# 本文抜粋
'''
新任担当者のための会社法実務講座
第458条 適用除外
 

 

Ø適用除外(458条)

第453条から前条までの規定は、株式会社の純資産額が3百万円を下回る場合には、適用しない。

 

株式会社が剰余金の配当をするには、純資産額が300万円以上であることが必要です(458条)。ただし、株式分割において、分割会社が、効力発生日に、分割の対価である承継会社株式を全部取得条項付種類株式の取得の対価として、または剰余金の配当として、株主に交付する場合には、適用されません。

ü 剰余金の配当に対する純資産規制

この規制は、もともと最低資本金制度の配当規制の機能を引き継ぐものでありましたが、配当前に純資産額が300万円以上であることを要求するだけなので、これだけでは最低資本金の機能に維持には不十分と言えます。

以前の旧商法の下での資本及び資本準備金・利益準備金の額は、配当可能利益を算出するに当たり、純資産額から控除される額でしたが、これにより、配当可能利益の範囲内で配当される限り、純資産額が最低資本金以上であるべき資本の額を下回らないように手当されていました。これに対して、会社法でも、剰余金を基礎に算出される分配可能額の範囲内で配当額が決定されれば、配当後の純資産額は資本金及び準備金の額を下回らない点は同じです。しかし、最低資本金制度の廃止により、資本金の額も、資本金・準備金の合計額も300万円を下回ることがあり得ます。そこで、これらの額の合計額が300万円に満たない場合には、あらためて分配可能利益の算出過程でその差額が控除されます(461条2項6号、会社計算規則158条6号)。これにより、分配可能額の範囲内で配当がなされる限り、基本的には配当後も純資産が300万円を下回らないように手当されています。

また、従前では、資本の額が最低資本金を上回ることが要請されていましたが、会社法では、資本金・準備金、新株予約権および評価換算差額等の差益の合計額が300万円に達していれば、分配可能額が会社計算規則158条6号により減額されないという意味において、配当の純資産額規制には抵触しないことになります。

会社計算規則158条6号は、評価・換算差額等が0未満である場合(マイナスとなる場合)に、その額を考慮する必要がないとしています。これは、同条2号及び3号でその他有価証券評価差額金及び土地再評価差額金の差損額が減額されるからです。
'''
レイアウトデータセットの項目
'''
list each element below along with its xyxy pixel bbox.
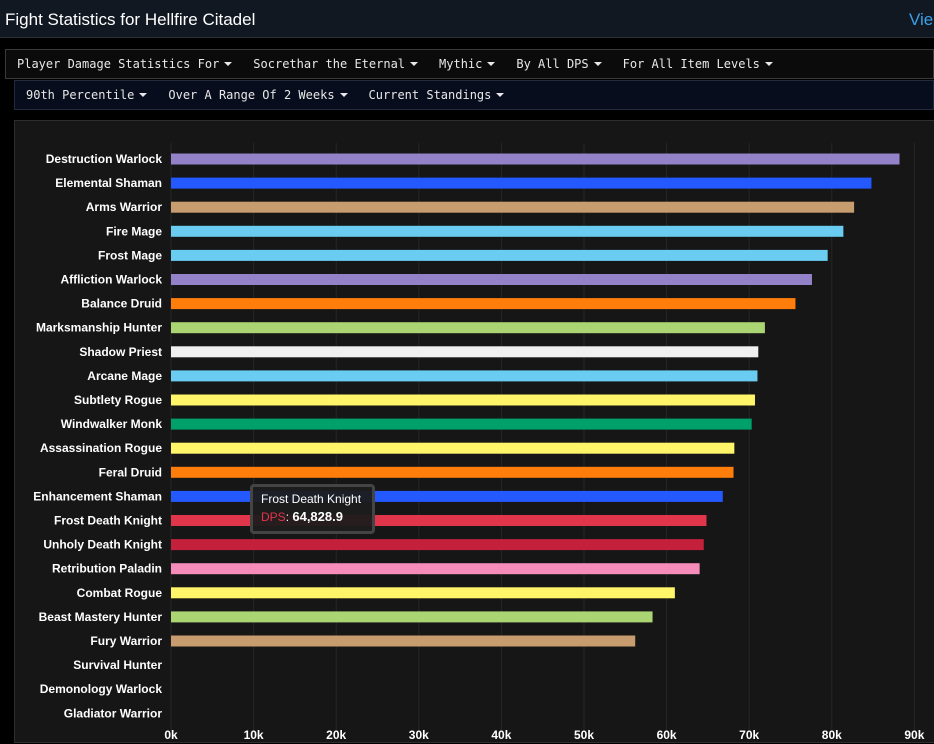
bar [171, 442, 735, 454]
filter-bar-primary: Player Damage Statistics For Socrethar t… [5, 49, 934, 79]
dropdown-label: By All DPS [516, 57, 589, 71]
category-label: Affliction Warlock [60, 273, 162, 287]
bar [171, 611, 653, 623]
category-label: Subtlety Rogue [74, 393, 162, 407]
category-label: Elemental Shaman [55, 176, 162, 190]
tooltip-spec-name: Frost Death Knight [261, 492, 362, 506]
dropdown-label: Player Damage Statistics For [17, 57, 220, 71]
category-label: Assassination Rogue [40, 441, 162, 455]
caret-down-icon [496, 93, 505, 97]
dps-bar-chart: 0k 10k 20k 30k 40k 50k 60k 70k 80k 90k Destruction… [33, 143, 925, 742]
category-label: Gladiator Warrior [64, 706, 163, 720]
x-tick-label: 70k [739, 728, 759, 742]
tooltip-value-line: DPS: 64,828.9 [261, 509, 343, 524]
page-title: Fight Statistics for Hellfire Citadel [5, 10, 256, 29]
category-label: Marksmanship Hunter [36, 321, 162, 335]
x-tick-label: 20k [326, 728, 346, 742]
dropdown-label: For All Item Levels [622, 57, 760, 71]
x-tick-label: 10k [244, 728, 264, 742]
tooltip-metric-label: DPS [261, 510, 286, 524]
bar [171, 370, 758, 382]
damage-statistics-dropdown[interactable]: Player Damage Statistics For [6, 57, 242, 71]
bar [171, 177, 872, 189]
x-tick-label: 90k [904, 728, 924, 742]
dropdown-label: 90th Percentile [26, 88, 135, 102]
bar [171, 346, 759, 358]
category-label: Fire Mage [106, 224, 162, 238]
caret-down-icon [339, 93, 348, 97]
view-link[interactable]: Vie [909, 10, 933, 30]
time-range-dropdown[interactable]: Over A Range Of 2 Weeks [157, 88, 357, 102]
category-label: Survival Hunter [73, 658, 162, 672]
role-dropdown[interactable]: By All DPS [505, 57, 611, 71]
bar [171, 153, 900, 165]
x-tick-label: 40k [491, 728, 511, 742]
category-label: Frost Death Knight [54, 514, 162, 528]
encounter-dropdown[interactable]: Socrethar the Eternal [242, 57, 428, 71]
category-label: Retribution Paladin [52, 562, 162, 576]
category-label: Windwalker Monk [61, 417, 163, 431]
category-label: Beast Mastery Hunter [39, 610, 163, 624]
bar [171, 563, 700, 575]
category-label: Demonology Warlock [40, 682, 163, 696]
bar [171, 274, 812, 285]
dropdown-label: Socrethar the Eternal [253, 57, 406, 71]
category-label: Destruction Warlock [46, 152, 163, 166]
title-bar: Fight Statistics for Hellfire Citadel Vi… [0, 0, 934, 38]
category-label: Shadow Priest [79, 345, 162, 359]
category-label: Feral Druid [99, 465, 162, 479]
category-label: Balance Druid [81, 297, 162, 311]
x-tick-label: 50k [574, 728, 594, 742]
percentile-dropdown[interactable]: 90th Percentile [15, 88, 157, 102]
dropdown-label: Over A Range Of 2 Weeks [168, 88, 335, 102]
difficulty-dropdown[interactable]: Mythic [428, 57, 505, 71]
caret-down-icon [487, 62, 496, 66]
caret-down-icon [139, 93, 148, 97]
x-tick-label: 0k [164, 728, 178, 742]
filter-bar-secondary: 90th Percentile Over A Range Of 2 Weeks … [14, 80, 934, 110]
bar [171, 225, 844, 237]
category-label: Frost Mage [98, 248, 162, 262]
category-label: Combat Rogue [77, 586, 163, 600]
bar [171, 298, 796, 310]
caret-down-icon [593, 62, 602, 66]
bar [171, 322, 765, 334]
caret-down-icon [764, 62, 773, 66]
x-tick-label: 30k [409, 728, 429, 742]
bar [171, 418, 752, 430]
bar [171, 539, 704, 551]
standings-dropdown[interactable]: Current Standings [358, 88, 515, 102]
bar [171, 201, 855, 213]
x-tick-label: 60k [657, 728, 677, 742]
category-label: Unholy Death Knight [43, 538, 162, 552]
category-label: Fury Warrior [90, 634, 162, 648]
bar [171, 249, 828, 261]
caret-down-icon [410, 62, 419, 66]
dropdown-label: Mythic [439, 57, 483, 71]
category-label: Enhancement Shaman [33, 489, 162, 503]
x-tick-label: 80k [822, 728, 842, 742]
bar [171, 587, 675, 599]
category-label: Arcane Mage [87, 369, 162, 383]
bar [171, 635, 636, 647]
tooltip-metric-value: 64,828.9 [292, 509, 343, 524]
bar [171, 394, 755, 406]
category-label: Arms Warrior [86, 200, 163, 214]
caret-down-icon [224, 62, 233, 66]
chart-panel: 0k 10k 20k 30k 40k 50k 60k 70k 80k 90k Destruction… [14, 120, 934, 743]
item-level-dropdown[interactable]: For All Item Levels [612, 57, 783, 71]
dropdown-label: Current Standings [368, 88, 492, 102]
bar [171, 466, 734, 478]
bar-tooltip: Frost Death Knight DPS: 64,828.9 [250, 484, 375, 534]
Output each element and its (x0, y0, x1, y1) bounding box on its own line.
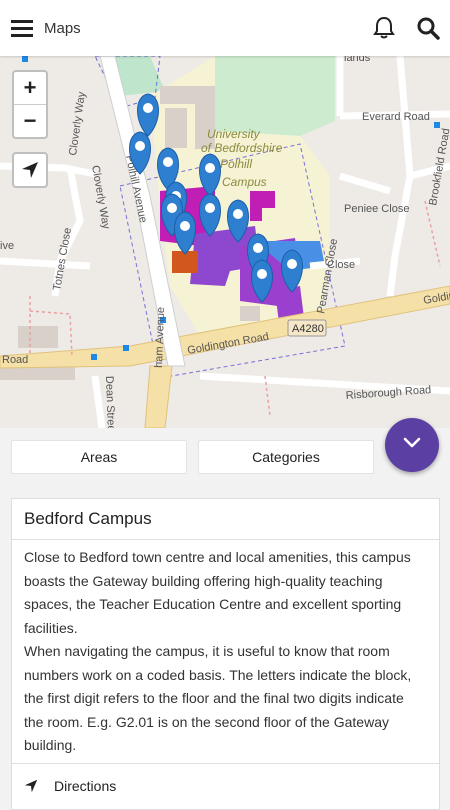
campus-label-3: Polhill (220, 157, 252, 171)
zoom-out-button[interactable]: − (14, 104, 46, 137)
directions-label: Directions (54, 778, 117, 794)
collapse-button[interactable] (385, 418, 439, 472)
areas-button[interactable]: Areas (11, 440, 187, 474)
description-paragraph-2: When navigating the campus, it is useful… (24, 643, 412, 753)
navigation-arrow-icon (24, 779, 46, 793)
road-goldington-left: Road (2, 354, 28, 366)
'''
# 指示一覧
1: 会社法458条の解説によると、第453条から前条までの規定は、株式会社の純資産額がいくらを下回る場合に適用されないか。
2: 会社法458条の解説のうち、「ü 剰余金の配当に対する純資産規制」から「ないように手当されています。」までをすべて、一字も変えずに複製してください。

# 解答一覧
1: 3百万円(300万円)を下回る場合です。

2:
ü 剰余金の配当に対する純資産規制

この規制は、もともと最低資本金制度の配当規制の機能を引き継ぐものでありましたが、配当前に純資産額が300万円以上であることを要求するだけなので、これだけでは最低資本金の機能に維持には不十分と言えます。

以前の旧商法の下での資本及び資本準備金・利益準備金の額は、配当可能利益を算出するに当たり、純資産額から控除される額でしたが、これにより、配当可能利益の範囲内で配当される限り、純資産額が最低資本金以上であるべき資本の額を下回らないように手当されていました。これに対して、会社法でも、剰余金を基礎に算出される分配可能額の範囲内で配当額が決定されれば、配当後の純資産額は資本金及び準備金の額を下回らない点は同じです。しかし、最低資本金制度の廃止により、資本金の額も、資本金・準備金の合計額も300万円を下回ることがあり得ます。そこで、これらの額の合計額が300万円に満たない場合には、あらためて分配可能利益の算出過程でその差額が控除されます(461条2項6号、会社計算規則158条6号)。これにより、分配可能額の範囲内で配当がなされる限り、基本的には配当後も純資産が300万円を下回らないように手当されています。